Nice! Although I usually am not fast at adapting new technology, it's always good to know what's out there. I definately want to try the presented bookmark facilities. Anyways, thanks for the info :)

Regards,

Ro.
Shadar commented on Sat 14 May 2005, 11:46 GMT:
I think the idea of the divide is valid, but somewhat exaggerated.

Certainly there are extremes at both ends - people jumping on all the latest technologies and idea, and others remaining oblivious. But that's somewhat simplistic - there are plenty of people in the middle, not early adopters, but not the tail-end either. And people follow different things in different ways.

Looking on the first article you link to, I find myself a mixed case. I use Firefox (Mozilla, actually) and an RSS reader for getting news. I also use a Linux-based desktop running bleeding edge code, and follow a number of project weblogs and mailing lists to keep an eye on what new things are coming.

On the other hand, I don't have a weblog of my own, and have never heard of either Flickr or Doc Searls. I've never payed much attention to some of the fancy services Amazon and Google and others offer. And I'm sure there are lots of other up-and-coming ideas and tech that I've never heard and perhaps should have.

So where does that leave me in such a divide?
Sander commented on Thu 19 May 2005, 16:18 GMT:
Shadar: that digital divide article definitely painted things very black and white. I don't know if this was intentional or if Seth really sees that as the truth. Also, personally I'm of the opinion that the "blogosphere" is busy sealing itself into a cocoon and furiously building an ivory tower of new ideas on top of previous ideas - without grounding them properly.

______________________________

• [Jobs]:
1: In the forum thread, recast the paragraph beginning "On the other hand, I don't have a weblog" as a short bulleted list that keeps its main facts.
2: Answer these questions from the forum thread, one per line:
(a) Which facilities does Ro. want to try?
(b) Which browser does Shadar actually use?
(c) On what date did Sander comment?
The material that follows has no connection to the thread.

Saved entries
______________________________

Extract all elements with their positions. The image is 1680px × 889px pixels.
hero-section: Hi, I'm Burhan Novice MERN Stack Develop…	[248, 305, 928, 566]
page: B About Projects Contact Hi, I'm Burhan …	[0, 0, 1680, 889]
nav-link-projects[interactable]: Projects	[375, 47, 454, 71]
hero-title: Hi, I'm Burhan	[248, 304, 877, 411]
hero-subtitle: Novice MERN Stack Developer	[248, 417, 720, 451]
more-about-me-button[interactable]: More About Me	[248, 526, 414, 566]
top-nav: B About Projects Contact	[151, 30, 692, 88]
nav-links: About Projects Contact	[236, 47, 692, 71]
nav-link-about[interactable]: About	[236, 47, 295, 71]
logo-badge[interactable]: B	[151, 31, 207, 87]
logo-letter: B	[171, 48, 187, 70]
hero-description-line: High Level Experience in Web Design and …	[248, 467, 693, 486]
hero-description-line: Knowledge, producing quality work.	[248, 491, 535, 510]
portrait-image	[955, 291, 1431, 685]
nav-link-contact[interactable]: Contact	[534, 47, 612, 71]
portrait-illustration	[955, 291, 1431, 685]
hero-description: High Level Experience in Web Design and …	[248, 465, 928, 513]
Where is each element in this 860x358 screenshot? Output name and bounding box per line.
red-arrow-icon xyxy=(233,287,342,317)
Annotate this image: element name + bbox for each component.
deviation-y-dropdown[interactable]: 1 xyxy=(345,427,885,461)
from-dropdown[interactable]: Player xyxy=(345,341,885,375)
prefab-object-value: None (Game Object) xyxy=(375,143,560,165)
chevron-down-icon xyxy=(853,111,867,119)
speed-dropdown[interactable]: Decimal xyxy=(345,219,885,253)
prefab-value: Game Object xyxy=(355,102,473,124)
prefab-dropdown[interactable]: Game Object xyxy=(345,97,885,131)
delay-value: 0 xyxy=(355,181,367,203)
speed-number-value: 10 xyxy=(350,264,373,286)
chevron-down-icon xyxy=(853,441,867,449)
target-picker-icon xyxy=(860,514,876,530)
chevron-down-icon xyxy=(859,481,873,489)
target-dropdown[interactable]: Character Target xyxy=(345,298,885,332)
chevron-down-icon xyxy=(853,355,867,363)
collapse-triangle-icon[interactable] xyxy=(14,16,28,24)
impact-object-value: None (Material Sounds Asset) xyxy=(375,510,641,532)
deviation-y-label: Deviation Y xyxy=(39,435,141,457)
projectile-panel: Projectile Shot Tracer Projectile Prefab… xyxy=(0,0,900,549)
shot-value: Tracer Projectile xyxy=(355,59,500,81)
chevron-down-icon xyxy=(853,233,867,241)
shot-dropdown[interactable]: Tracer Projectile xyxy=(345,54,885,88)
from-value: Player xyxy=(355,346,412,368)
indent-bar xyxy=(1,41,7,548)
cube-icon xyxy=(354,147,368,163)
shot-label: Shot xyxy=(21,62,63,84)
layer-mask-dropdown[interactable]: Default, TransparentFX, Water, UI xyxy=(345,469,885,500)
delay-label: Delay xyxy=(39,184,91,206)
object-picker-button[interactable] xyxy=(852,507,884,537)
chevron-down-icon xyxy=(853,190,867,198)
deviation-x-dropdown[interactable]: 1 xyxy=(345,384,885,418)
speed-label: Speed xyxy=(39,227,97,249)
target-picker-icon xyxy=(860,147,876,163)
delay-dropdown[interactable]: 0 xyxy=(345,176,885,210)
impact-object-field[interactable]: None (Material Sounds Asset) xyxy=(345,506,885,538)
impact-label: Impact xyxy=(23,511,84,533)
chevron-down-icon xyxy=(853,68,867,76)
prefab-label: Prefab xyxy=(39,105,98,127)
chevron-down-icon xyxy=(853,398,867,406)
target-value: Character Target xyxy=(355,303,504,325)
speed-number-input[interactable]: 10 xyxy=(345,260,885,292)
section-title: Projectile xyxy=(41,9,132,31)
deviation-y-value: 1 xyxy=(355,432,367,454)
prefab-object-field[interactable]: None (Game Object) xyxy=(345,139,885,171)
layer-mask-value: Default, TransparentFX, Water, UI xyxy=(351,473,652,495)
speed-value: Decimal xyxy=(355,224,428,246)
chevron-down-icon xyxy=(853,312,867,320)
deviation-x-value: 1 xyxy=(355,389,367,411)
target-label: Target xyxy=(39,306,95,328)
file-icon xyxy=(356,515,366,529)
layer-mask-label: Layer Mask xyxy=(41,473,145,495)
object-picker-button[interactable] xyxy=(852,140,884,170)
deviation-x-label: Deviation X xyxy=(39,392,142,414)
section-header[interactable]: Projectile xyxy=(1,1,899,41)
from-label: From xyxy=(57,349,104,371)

______________________________

• [Outputs for the tasks]:
1:
- Has no weblog of their own
- Has never heard of Flickr or Doc Searls
- Has never paid much attention to the fancy services offered by Amazon, Google and others
- Is sure there are many other up-and-coming ideas and technologies they have never heard of and perhaps should have

2:
(a) The presented bookmark facilities
(b) Mozilla
(c) Thursday, 19 May 2005